Only the number is needed: how many lines contain the word "ACCT"?

-------- AVAILABLE RECORDS

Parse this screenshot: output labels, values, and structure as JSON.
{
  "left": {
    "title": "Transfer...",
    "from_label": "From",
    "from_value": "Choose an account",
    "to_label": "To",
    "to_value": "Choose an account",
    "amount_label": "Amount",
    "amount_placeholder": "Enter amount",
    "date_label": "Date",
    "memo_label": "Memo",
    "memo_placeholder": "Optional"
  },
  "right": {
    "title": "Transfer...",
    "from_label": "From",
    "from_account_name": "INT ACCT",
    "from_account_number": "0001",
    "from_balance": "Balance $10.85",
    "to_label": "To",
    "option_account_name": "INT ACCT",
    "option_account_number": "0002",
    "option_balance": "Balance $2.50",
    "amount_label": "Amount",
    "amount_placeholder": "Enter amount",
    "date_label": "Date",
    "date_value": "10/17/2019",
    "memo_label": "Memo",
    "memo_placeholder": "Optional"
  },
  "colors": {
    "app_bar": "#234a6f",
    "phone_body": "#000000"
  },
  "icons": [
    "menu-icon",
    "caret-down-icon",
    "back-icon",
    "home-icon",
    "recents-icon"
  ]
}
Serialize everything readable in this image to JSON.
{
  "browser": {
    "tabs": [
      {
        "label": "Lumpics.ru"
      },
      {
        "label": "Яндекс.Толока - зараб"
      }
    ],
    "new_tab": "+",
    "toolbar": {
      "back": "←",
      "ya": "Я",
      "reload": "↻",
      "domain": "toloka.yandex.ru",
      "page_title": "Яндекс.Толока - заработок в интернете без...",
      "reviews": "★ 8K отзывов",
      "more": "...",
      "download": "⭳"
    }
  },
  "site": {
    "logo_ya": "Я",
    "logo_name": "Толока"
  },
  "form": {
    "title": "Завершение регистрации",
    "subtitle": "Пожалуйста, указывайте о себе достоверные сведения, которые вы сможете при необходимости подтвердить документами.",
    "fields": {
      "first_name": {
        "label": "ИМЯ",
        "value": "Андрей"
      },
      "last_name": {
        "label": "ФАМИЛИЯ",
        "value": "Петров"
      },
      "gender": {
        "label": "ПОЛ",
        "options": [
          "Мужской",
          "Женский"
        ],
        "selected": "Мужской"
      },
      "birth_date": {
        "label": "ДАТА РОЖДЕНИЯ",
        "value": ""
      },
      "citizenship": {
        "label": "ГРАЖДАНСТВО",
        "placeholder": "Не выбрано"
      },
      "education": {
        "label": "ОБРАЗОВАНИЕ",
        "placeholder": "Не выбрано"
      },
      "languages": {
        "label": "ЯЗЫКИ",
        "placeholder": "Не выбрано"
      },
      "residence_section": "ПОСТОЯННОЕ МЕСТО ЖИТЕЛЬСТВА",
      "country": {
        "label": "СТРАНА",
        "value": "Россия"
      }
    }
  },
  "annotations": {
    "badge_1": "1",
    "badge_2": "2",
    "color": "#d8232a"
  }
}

----------------

EXERCISE SOLUTION:
2